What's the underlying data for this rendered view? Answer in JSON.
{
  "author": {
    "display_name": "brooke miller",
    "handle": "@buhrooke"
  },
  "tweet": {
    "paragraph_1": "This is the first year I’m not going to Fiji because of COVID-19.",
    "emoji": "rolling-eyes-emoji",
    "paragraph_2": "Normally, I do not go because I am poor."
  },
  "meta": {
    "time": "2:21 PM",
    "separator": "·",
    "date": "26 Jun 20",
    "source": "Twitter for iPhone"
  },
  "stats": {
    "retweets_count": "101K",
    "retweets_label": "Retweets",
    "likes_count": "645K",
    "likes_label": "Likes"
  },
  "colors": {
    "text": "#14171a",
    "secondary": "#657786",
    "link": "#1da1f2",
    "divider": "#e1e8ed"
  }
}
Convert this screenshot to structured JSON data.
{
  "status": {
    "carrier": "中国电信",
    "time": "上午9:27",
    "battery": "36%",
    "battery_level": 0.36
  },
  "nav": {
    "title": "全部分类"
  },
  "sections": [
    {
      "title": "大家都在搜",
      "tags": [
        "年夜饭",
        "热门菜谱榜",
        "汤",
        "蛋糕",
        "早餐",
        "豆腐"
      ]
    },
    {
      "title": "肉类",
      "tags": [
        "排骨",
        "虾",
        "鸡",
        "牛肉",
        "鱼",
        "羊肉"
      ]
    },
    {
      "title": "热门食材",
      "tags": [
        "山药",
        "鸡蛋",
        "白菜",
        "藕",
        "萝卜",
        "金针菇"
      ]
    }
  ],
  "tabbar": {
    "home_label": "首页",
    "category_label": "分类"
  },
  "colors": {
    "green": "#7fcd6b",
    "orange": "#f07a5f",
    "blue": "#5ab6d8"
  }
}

» THE PROBLEM
Find each line that has the word "JSON", then copy it out.

» RESULT FOR THIS EXERCISE
What's the underlying data for this rendered view? Answer in JSON.
Convert this screenshot to structured JSON data.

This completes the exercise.